→ Task directions
The records that follow must be reproduced in full, exactly as written.

→ Data provided
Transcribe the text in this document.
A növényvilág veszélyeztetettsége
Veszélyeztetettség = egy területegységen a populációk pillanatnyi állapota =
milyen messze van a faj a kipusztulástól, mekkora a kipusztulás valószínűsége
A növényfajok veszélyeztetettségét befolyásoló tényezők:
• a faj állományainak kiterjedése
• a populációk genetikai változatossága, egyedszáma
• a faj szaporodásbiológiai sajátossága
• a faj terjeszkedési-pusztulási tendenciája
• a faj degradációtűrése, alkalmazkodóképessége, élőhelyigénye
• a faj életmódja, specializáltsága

→ Reply to the exercise
Transcribe the text in this document.
A növényvilág veszélyeztetettsége
Veszélyeztetettség = egy területegységen a populációk pillanatnyi állapota =
milyen messze van a faj a kipusztulástól, mekkora a kipusztulás valószínűsége
A növényfajok veszélyeztetettségét befolyásoló tényezők:
• a faj állományainak kiterjedése
• a populációk genetikai változatossága, egyedszáma
• a faj szaporodásbiológiai sajátossága
• a faj terjeszkedési-pusztulási tendenciája
• a faj degradációtűrése, alkalmazkodóképessége, élőhelyigénye
• a faj életmódja, specializáltsága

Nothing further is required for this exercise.